WHAT TO WORK ON: Could you write out every record below exactly, leaving out any pictures?

** Begin **

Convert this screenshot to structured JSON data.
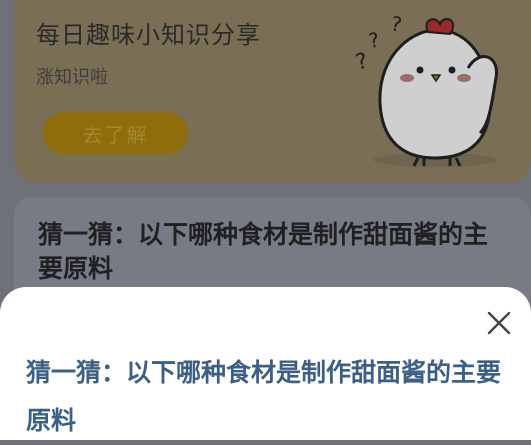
{
  "promo": {
    "title": "每日趣味小知识分享",
    "subtitle": "涨知识啦",
    "button_label": "去了解"
  },
  "quiz_card": {
    "text": "猜一猜：以下哪种食材是制作甜面酱的主要原料"
  },
  "sheet": {
    "text": "猜一猜：以下哪种食材是制作甜面酱的主要原料"
  },
  "icons": {
    "close": "close-icon",
    "mascot": "chick-mascot"
  }
}
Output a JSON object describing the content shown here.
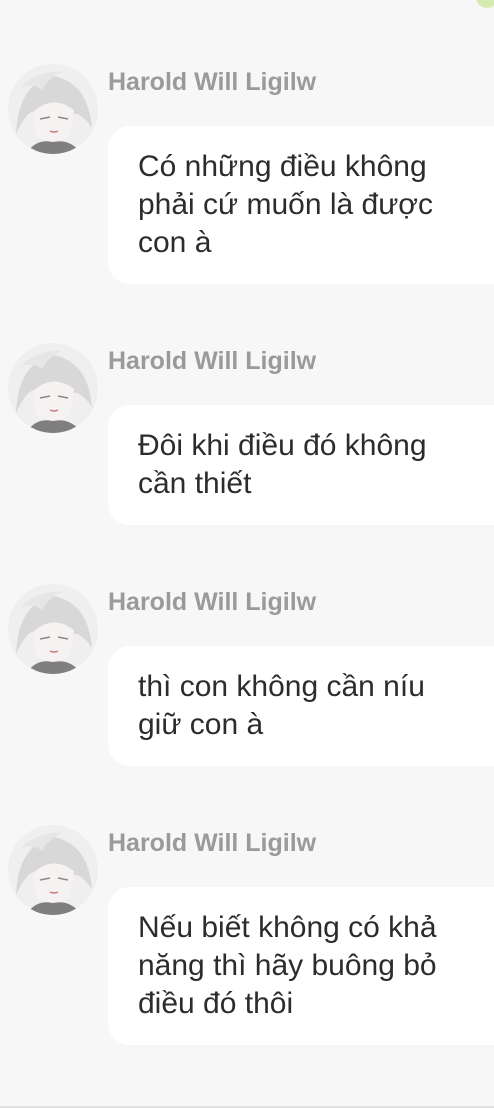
{
  "messages": [
    {
      "sender": "Harold Will Ligilw",
      "text": "Có những điều không\nphải cứ muốn là được\ncon à"
    },
    {
      "sender": "Harold Will Ligilw",
      "text": "Đôi khi điều đó không\ncần thiết"
    },
    {
      "sender": "Harold Will Ligilw",
      "text": "thì con không cần níu\ngiữ con à"
    },
    {
      "sender": "Harold Will Ligilw",
      "text": "Nếu biết không có khả\nnăng thì hãy buông bỏ\nđiều đó thôi"
    }
  ],
  "avatar_icon": "anime-avatar-icon",
  "colors": {
    "background": "#f7f7f7",
    "bubble": "#ffffff",
    "sender": "#9a9a9a",
    "text": "#2c2c2c"
  }
}
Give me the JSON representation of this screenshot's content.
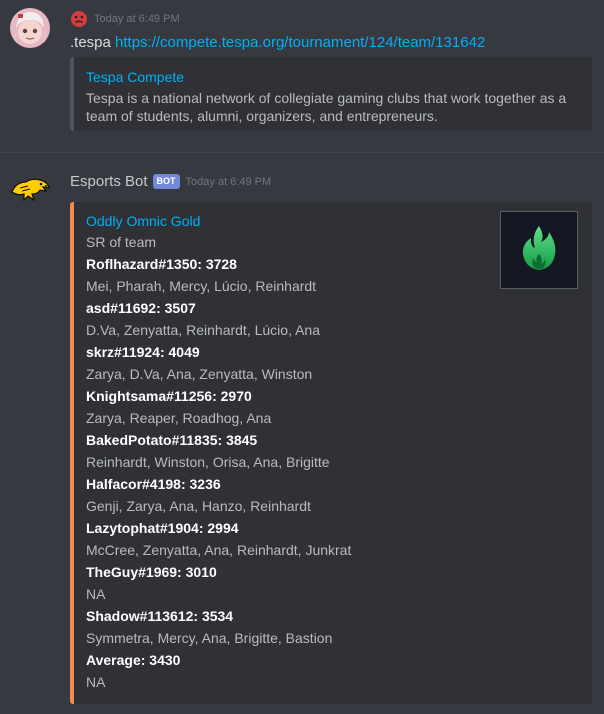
{
  "messages": [
    {
      "username": "",
      "timestamp": "Today at 6:49 PM",
      "text_prefix": ".tespa ",
      "link": "https://compete.tespa.org/tournament/124/team/131642",
      "embed": {
        "provider": "Tespa Compete",
        "description": "Tespa is a national network of collegiate gaming clubs that work together as a team of students, alumni, organizers, and entrepreneurs."
      }
    },
    {
      "username": "Esports Bot",
      "bot_tag": "BOT",
      "timestamp": "Today at 6:49 PM",
      "embed": {
        "title": "Oddly Omnic Gold",
        "subtitle": "SR of team",
        "accent_color": "#f38a4e",
        "fields": [
          {
            "name": "Roflhazard#1350: 3728",
            "value": "Mei, Pharah, Mercy, Lúcio, Reinhardt"
          },
          {
            "name": "asd#11692: 3507",
            "value": "D.Va, Zenyatta, Reinhardt, Lúcio, Ana"
          },
          {
            "name": "skrz#11924: 4049",
            "value": "Zarya, D.Va, Ana, Zenyatta, Winston"
          },
          {
            "name": "Knightsama#11256: 2970",
            "value": "Zarya, Reaper, Roadhog, Ana"
          },
          {
            "name": "BakedPotato#11835: 3845",
            "value": "Reinhardt, Winston, Orisa, Ana, Brigitte"
          },
          {
            "name": "Halfacor#4198: 3236",
            "value": "Genji, Zarya, Ana, Hanzo, Reinhardt"
          },
          {
            "name": "Lazytophat#1904: 2994",
            "value": "McCree, Zenyatta, Ana, Reinhardt, Junkrat"
          },
          {
            "name": "TheGuy#1969: 3010",
            "value": "NA"
          },
          {
            "name": "Shadow#113612: 3534",
            "value": "Symmetra, Mercy, Ana, Brigitte, Bastion"
          },
          {
            "name": "Average: 3430",
            "value": "NA"
          }
        ]
      }
    }
  ]
}
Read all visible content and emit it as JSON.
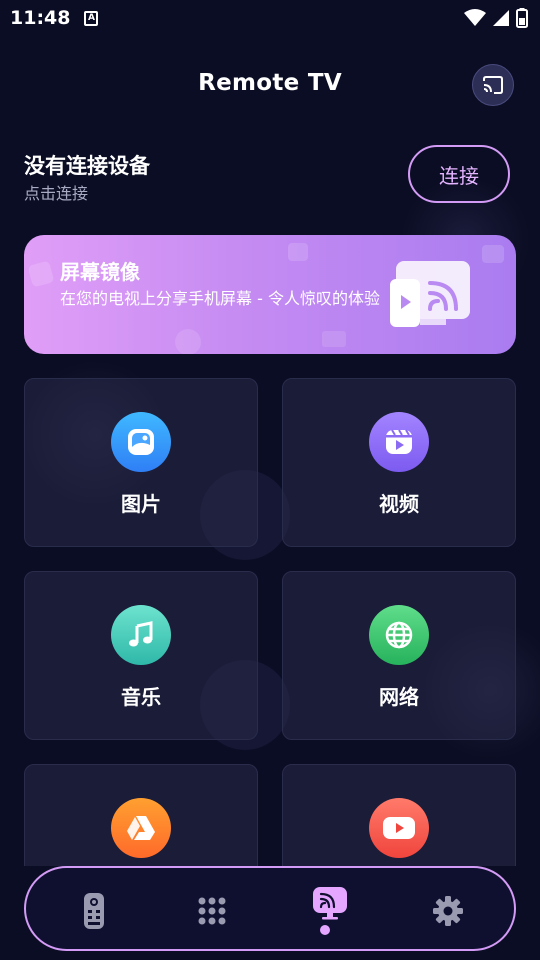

** End **

REPLY:
Convert this screenshot to structured JSON data.
{
  "promo": {
    "title": "每日趣味小知识分享",
    "subtitle": "涨知识啦",
    "button_label": "去了解"
  },
  "quiz_card": {
    "text": "猜一猜：以下哪种食材是制作甜面酱的主要原料"
  },
  "sheet": {
    "text": "猜一猜：以下哪种食材是制作甜面酱的主要原料"
  },
  "icons": {
    "close": "close-icon",
    "mascot": "chick-mascot"
  }
}
Output a JSON object describing the content shown here.
{
  "messages": [
    {
      "sender": "Harold Will Ligilw",
      "text": "Có những điều không\nphải cứ muốn là được\ncon à"
    },
    {
      "sender": "Harold Will Ligilw",
      "text": "Đôi khi điều đó không\ncần thiết"
    },
    {
      "sender": "Harold Will Ligilw",
      "text": "thì con không cần níu\ngiữ con à"
    },
    {
      "sender": "Harold Will Ligilw",
      "text": "Nếu biết không có khả\nnăng thì hãy buông bỏ\nđiều đó thôi"
    }
  ],
  "avatar_icon": "anime-avatar-icon",
  "colors": {
    "background": "#f7f7f7",
    "bubble": "#ffffff",
    "sender": "#9a9a9a",
    "text": "#2c2c2c"
  }
}
Give me the JSON representation of this screenshot's content.
{
  "messages": [
    {
      "username": "",
      "timestamp": "Today at 6:49 PM",
      "text_prefix": ".tespa ",
      "link": "https://compete.tespa.org/tournament/124/team/131642",
      "embed": {
        "provider": "Tespa Compete",
        "description": "Tespa is a national network of collegiate gaming clubs that work together as a team of students, alumni, organizers, and entrepreneurs."
      }
    },
    {
      "username": "Esports Bot",
      "bot_tag": "BOT",
      "timestamp": "Today at 6:49 PM",
      "embed": {
        "title": "Oddly Omnic Gold",
        "subtitle": "SR of team",
        "accent_color": "#f38a4e",
        "fields": [
          {
            "name": "Roflhazard#1350: 3728",
            "value": "Mei, Pharah, Mercy, Lúcio, Reinhardt"
          },
          {
            "name": "asd#11692: 3507",
            "value": "D.Va, Zenyatta, Reinhardt, Lúcio, Ana"
          },
          {
            "name": "skrz#11924: 4049",
            "value": "Zarya, D.Va, Ana, Zenyatta, Winston"
          },
          {
            "name": "Knightsama#11256: 2970",
            "value": "Zarya, Reaper, Roadhog, Ana"
          },
          {
            "name": "BakedPotato#11835: 3845",
            "value": "Reinhardt, Winston, Orisa, Ana, Brigitte"
          },
          {
            "name": "Halfacor#4198: 3236",
            "value": "Genji, Zarya, Ana, Hanzo, Reinhardt"
          },
          {
            "name": "Lazytophat#1904: 2994",
            "value": "McCree, Zenyatta, Ana, Reinhardt, Junkrat"
          },
          {
            "name": "TheGuy#1969: 3010",
            "value": "NA"
          },
          {
            "name": "Shadow#113612: 3534",
            "value": "Symmetra, Mercy, Ana, Brigitte, Bastion"
          },
          {
            "name": "Average: 3430",
            "value": "NA"
          }
        ]
      }
    }
  ]
}
Read all visible content and emit it as JSON.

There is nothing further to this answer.